• _Exercise objective_
Give the number of lines in the entries that contain "Cavell". State only the count.

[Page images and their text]
————

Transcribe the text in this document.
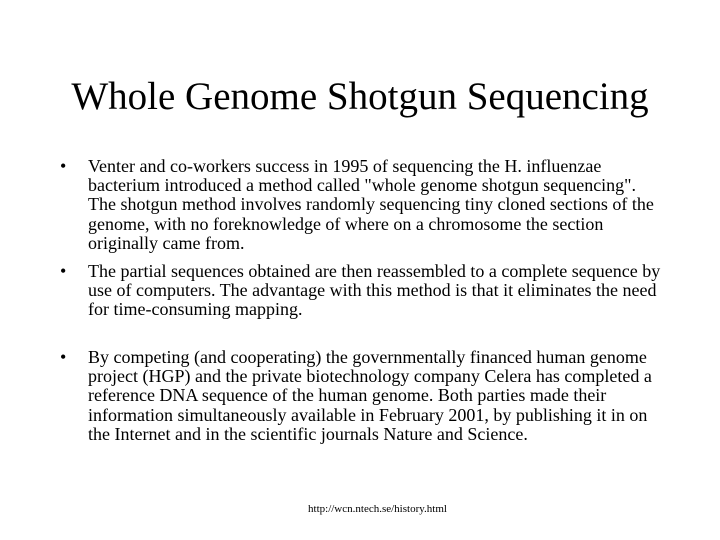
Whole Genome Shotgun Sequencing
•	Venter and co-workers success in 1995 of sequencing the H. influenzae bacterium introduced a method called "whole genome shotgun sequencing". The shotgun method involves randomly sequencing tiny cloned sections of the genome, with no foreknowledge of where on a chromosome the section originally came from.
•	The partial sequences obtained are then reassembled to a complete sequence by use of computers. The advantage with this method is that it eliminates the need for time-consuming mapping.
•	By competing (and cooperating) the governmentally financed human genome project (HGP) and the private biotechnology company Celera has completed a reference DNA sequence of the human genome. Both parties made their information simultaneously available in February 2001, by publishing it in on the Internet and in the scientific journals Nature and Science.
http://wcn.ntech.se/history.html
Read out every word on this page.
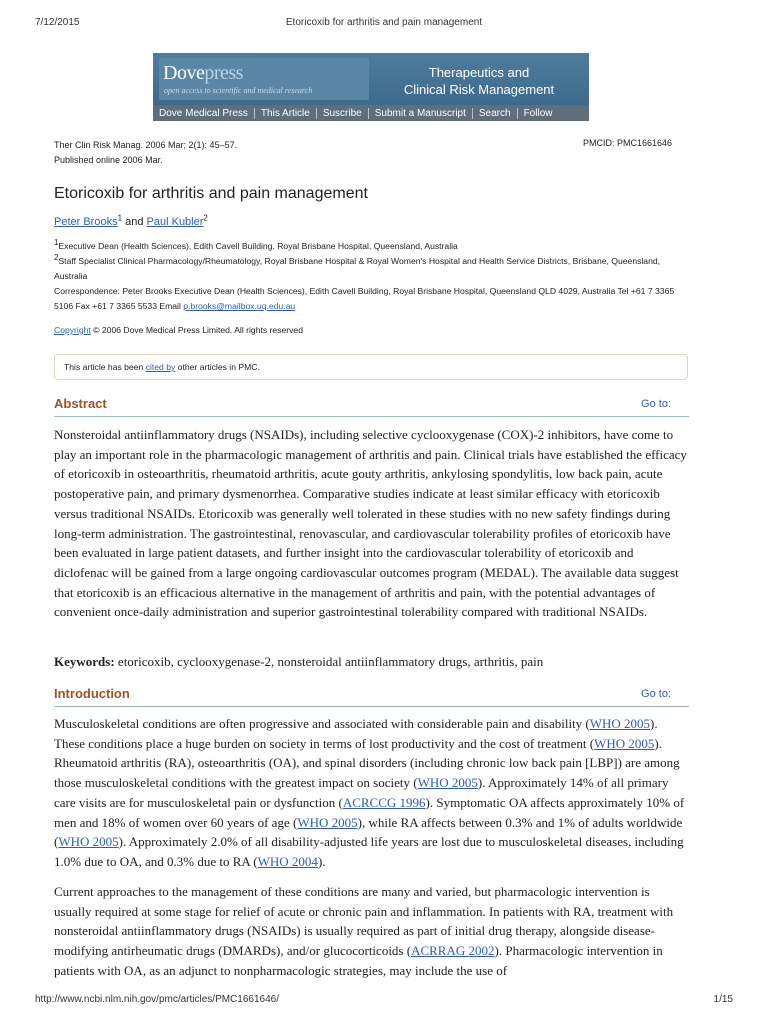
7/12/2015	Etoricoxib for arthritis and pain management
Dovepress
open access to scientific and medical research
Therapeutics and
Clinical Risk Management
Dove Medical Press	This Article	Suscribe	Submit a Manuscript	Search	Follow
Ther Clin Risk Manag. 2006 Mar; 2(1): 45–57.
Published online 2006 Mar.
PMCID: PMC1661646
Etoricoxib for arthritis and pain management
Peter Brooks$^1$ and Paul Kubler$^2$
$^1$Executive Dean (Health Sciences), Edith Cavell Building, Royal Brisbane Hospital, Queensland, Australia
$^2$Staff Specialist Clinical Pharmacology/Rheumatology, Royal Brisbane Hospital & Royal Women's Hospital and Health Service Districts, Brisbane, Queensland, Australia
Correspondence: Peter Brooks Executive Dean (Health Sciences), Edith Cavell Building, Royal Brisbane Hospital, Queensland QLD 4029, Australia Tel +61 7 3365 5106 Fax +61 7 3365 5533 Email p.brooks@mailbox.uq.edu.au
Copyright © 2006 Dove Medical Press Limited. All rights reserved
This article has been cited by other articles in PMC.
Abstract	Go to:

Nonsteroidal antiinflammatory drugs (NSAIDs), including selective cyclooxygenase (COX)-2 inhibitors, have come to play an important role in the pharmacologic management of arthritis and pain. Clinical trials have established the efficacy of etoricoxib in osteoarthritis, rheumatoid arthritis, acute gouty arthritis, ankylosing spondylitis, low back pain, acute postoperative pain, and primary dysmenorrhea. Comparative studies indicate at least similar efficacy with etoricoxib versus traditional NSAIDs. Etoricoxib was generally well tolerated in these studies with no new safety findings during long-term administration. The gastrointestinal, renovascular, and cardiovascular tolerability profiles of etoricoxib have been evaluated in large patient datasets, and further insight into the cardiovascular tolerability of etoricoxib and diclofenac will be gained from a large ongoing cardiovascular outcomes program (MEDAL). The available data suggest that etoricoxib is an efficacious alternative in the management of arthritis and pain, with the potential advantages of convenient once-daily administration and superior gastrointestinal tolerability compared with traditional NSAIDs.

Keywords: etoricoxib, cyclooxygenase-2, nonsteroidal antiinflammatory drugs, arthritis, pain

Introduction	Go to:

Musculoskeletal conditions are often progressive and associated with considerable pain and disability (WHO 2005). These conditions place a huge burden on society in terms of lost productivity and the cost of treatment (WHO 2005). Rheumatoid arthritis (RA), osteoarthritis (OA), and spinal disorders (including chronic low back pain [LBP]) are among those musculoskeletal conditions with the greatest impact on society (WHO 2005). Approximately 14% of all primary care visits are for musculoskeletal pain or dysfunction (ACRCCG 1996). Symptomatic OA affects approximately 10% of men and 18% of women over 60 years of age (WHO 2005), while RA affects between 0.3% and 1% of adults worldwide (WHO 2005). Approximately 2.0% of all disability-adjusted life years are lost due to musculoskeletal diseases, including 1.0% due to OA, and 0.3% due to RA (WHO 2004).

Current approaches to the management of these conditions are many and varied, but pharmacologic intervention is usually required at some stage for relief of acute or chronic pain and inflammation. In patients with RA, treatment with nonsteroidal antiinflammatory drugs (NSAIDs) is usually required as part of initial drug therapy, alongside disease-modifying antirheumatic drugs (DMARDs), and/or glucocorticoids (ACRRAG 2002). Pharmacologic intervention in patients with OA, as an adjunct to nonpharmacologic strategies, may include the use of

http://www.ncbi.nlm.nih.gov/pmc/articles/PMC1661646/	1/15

————

• _Reply to the task_
2